§ **GOAL**: Reproduce every line of the records below word for word, keeping each character and each line in its original order.

§ **SUPPLIED DATA**:
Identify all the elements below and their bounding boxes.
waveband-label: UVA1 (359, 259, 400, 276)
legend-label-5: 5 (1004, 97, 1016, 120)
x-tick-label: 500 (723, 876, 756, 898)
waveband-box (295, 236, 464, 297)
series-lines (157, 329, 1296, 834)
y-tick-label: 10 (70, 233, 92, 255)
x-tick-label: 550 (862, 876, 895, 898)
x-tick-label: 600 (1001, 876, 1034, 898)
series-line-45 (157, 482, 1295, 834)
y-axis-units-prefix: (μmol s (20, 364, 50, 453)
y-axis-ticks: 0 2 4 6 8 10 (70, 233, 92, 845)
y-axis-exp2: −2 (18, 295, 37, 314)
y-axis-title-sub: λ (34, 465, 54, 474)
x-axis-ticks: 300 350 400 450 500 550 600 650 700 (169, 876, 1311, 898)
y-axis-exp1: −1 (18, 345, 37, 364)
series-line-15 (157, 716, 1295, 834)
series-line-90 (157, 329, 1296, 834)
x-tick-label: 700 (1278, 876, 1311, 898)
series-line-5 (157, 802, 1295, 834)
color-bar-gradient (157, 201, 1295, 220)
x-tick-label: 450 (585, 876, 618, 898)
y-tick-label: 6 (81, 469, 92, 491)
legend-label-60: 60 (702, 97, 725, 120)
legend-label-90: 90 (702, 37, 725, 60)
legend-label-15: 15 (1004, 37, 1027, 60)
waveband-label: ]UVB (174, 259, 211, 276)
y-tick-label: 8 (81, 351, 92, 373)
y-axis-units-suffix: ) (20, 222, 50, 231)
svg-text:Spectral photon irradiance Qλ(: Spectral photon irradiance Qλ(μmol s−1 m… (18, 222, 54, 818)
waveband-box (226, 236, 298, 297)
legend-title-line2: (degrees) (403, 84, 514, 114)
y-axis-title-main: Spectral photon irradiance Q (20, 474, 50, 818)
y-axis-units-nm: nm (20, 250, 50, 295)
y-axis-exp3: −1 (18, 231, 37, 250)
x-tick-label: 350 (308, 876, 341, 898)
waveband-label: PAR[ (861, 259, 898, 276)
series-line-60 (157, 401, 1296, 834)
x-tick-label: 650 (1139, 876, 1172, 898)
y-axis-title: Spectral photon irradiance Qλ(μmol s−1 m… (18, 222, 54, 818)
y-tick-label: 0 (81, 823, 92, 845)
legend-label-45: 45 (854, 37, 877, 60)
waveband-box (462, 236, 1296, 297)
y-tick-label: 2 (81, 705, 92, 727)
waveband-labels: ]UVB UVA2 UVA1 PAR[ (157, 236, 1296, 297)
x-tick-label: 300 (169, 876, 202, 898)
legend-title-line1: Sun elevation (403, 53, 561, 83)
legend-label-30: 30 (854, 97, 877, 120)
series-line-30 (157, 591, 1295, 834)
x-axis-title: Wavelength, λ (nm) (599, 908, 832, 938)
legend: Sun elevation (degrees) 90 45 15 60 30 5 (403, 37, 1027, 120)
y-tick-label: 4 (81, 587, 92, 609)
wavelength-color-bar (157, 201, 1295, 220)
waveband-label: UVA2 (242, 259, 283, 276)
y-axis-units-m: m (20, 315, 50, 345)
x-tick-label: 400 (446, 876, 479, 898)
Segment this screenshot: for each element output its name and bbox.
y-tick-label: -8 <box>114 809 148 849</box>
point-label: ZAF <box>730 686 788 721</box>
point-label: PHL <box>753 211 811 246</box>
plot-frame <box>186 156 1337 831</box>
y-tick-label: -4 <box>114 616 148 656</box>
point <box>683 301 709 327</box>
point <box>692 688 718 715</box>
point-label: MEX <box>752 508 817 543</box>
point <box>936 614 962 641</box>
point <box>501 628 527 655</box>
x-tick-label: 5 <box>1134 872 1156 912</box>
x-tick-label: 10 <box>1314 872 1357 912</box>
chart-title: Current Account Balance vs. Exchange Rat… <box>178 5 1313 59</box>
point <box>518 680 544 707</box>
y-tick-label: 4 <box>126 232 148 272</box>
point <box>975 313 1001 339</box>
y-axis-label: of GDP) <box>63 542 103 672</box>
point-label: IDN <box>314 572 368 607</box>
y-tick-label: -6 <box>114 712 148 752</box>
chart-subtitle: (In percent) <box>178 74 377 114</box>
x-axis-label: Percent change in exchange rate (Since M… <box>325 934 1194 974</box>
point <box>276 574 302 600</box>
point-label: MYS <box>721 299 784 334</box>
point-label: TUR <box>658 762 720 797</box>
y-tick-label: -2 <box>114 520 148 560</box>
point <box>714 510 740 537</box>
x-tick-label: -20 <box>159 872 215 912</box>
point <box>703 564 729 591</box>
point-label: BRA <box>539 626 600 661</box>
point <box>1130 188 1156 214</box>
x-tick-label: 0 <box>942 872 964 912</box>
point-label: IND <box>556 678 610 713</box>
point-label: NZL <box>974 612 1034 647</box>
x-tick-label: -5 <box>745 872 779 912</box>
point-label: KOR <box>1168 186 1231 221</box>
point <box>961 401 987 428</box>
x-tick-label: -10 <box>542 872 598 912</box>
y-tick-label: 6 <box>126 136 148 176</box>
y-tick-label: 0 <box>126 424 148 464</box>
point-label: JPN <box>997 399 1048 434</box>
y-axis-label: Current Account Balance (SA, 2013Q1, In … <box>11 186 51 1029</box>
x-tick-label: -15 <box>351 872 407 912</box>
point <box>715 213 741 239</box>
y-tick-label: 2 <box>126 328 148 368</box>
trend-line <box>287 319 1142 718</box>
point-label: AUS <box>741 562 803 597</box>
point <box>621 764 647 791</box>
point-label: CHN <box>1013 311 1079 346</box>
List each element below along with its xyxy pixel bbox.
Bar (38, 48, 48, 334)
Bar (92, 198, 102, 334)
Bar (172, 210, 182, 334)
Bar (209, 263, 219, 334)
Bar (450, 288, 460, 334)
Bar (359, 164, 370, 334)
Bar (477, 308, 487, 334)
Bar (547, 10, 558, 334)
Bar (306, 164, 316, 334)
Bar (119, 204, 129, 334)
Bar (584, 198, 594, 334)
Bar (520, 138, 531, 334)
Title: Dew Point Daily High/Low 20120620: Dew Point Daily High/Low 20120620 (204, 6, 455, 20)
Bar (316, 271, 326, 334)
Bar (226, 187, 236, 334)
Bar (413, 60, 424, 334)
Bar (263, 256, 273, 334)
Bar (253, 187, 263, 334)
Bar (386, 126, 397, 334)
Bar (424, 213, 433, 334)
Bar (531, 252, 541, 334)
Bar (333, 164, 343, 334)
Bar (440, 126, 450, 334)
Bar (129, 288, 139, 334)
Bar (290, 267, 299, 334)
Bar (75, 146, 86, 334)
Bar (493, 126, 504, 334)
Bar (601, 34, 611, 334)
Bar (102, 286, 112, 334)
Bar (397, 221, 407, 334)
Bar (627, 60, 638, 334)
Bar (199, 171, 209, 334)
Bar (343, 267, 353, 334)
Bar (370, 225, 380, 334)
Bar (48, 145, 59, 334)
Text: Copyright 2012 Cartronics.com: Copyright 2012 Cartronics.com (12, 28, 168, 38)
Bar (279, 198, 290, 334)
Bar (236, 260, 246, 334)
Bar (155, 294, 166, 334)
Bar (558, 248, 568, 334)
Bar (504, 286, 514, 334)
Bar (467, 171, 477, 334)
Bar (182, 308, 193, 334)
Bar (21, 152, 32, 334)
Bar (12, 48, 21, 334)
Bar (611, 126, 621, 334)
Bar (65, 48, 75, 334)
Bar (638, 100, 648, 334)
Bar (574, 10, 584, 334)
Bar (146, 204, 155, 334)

§ **RESULT**:
Identify all the elements below and their bounding boxes.
waveband-label: UVA1 (359, 259, 400, 276)
legend-label-5: 5 (1004, 97, 1016, 120)
x-tick-label: 500 (723, 876, 756, 898)
waveband-box (295, 236, 464, 297)
series-lines (157, 329, 1296, 834)
y-tick-label: 10 (70, 233, 92, 255)
x-tick-label: 550 (862, 876, 895, 898)
x-tick-label: 600 (1001, 876, 1034, 898)
series-line-45 (157, 482, 1295, 834)
y-axis-units-prefix: (μmol s (20, 364, 50, 453)
y-axis-ticks: 0 2 4 6 8 10 (70, 233, 92, 845)
y-axis-exp2: −2 (18, 295, 37, 314)
y-axis-title-sub: λ (34, 465, 54, 474)
x-axis-ticks: 300 350 400 450 500 550 600 650 700 (169, 876, 1311, 898)
y-axis-exp1: −1 (18, 345, 37, 364)
series-line-15 (157, 716, 1295, 834)
series-line-90 (157, 329, 1296, 834)
x-tick-label: 700 (1278, 876, 1311, 898)
series-line-5 (157, 802, 1295, 834)
color-bar-gradient (157, 201, 1295, 220)
x-tick-label: 450 (585, 876, 618, 898)
y-tick-label: 6 (81, 469, 92, 491)
legend-label-60: 60 (702, 97, 725, 120)
legend-label-90: 90 (702, 37, 725, 60)
legend-label-15: 15 (1004, 37, 1027, 60)
waveband-label: ]UVB (174, 259, 211, 276)
y-tick-label: 8 (81, 351, 92, 373)
y-axis-units-suffix: ) (20, 222, 50, 231)
svg-text:Spectral photon irradiance Qλ(: Spectral photon irradiance Qλ(μmol s−1 m… (18, 222, 54, 818)
waveband-box (226, 236, 298, 297)
legend-title-line2: (degrees) (403, 84, 514, 114)
y-axis-title-main: Spectral photon irradiance Q (20, 474, 50, 818)
y-axis-units-nm: nm (20, 250, 50, 295)
y-axis-exp3: −1 (18, 231, 37, 250)
x-tick-label: 350 (308, 876, 341, 898)
waveband-label: PAR[ (861, 259, 898, 276)
series-line-60 (157, 401, 1296, 834)
x-tick-label: 650 (1139, 876, 1172, 898)
y-axis-title: Spectral photon irradiance Qλ(μmol s−1 m… (18, 222, 54, 818)
y-tick-label: 0 (81, 823, 92, 845)
legend-label-45: 45 (854, 37, 877, 60)
waveband-box (462, 236, 1296, 297)
y-tick-label: 2 (81, 705, 92, 727)
waveband-labels: ]UVB UVA2 UVA1 PAR[ (157, 236, 1296, 297)
x-tick-label: 300 (169, 876, 202, 898)
legend-title-line1: Sun elevation (403, 53, 561, 83)
legend-label-30: 30 (854, 97, 877, 120)
series-line-30 (157, 591, 1295, 834)
x-axis-title: Wavelength, λ (nm) (599, 908, 832, 938)
legend: Sun elevation (degrees) 90 45 15 60 30 5 (403, 37, 1027, 120)
y-tick-label: 4 (81, 587, 92, 609)
wavelength-color-bar (157, 201, 1295, 220)
waveband-label: UVA2 (242, 259, 283, 276)
y-axis-units-m: m (20, 315, 50, 345)
x-tick-label: 400 (446, 876, 479, 898)
Segment this screenshot: for each element output its name and bbox.
y-tick-label: -8 <box>114 809 148 849</box>
point-label: ZAF <box>730 686 788 721</box>
point-label: PHL <box>753 211 811 246</box>
plot-frame <box>186 156 1337 831</box>
y-tick-label: -4 <box>114 616 148 656</box>
point <box>683 301 709 327</box>
point <box>692 688 718 715</box>
point-label: MEX <box>752 508 817 543</box>
point <box>936 614 962 641</box>
point <box>501 628 527 655</box>
x-tick-label: 5 <box>1134 872 1156 912</box>
x-tick-label: 10 <box>1314 872 1357 912</box>
chart-title: Current Account Balance vs. Exchange Rat… <box>178 5 1313 59</box>
point <box>518 680 544 707</box>
y-tick-label: 4 <box>126 232 148 272</box>
point <box>975 313 1001 339</box>
y-axis-label: of GDP) <box>63 542 103 672</box>
point-label: IDN <box>314 572 368 607</box>
y-tick-label: -6 <box>114 712 148 752</box>
chart-subtitle: (In percent) <box>178 74 377 114</box>
x-axis-label: Percent change in exchange rate (Since M… <box>325 934 1194 974</box>
point <box>276 574 302 600</box>
point-label: MYS <box>721 299 784 334</box>
point-label: TUR <box>658 762 720 797</box>
y-tick-label: -2 <box>114 520 148 560</box>
point <box>714 510 740 537</box>
x-tick-label: -20 <box>159 872 215 912</box>
point <box>703 564 729 591</box>
point-label: BRA <box>539 626 600 661</box>
point <box>1130 188 1156 214</box>
x-tick-label: 0 <box>942 872 964 912</box>
point-label: IND <box>556 678 610 713</box>
point-label: NZL <box>974 612 1034 647</box>
x-tick-label: -5 <box>745 872 779 912</box>
point-label: KOR <box>1168 186 1231 221</box>
point <box>961 401 987 428</box>
x-tick-label: -10 <box>542 872 598 912</box>
y-tick-label: 6 <box>126 136 148 176</box>
y-tick-label: 0 <box>126 424 148 464</box>
point-label: JPN <box>997 399 1048 434</box>
y-axis-label: Current Account Balance (SA, 2013Q1, In … <box>11 186 51 1029</box>
x-tick-label: -15 <box>351 872 407 912</box>
point <box>715 213 741 239</box>
y-tick-label: 2 <box>126 328 148 368</box>
trend-line <box>287 319 1142 718</box>
point-label: AUS <box>741 562 803 597</box>
point <box>621 764 647 791</box>
point-label: CHN <box>1013 311 1079 346</box>
List each element below along with its xyxy pixel bbox.
Bar (38, 48, 48, 334)
Bar (92, 198, 102, 334)
Bar (172, 210, 182, 334)
Bar (209, 263, 219, 334)
Bar (450, 288, 460, 334)
Bar (359, 164, 370, 334)
Bar (477, 308, 487, 334)
Bar (547, 10, 558, 334)
Bar (306, 164, 316, 334)
Bar (119, 204, 129, 334)
Bar (584, 198, 594, 334)
Bar (520, 138, 531, 334)
Title: Dew Point Daily High/Low 20120620: Dew Point Daily High/Low 20120620 (204, 6, 455, 20)
Bar (316, 271, 326, 334)
Bar (226, 187, 236, 334)
Bar (413, 60, 424, 334)
Bar (263, 256, 273, 334)
Bar (253, 187, 263, 334)
Bar (386, 126, 397, 334)
Bar (424, 213, 433, 334)
Bar (531, 252, 541, 334)
Bar (333, 164, 343, 334)
Bar (440, 126, 450, 334)
Bar (129, 288, 139, 334)
Bar (290, 267, 299, 334)
Bar (75, 146, 86, 334)
Bar (493, 126, 504, 334)
Bar (601, 34, 611, 334)
Bar (102, 286, 112, 334)
Bar (397, 221, 407, 334)
Bar (627, 60, 638, 334)
Bar (199, 171, 209, 334)
Bar (343, 267, 353, 334)
Bar (370, 225, 380, 334)
Bar (48, 145, 59, 334)
Text: Copyright 2012 Cartronics.com: Copyright 2012 Cartronics.com (12, 28, 168, 38)
Bar (279, 198, 290, 334)
Bar (236, 260, 246, 334)
Bar (155, 294, 166, 334)
Bar (558, 248, 568, 334)
Bar (504, 286, 514, 334)
Bar (467, 171, 477, 334)
Bar (182, 308, 193, 334)
Bar (21, 152, 32, 334)
Bar (12, 48, 21, 334)
Bar (611, 126, 621, 334)
Bar (65, 48, 75, 334)
Bar (638, 100, 648, 334)
Bar (574, 10, 584, 334)
Bar (146, 204, 155, 334)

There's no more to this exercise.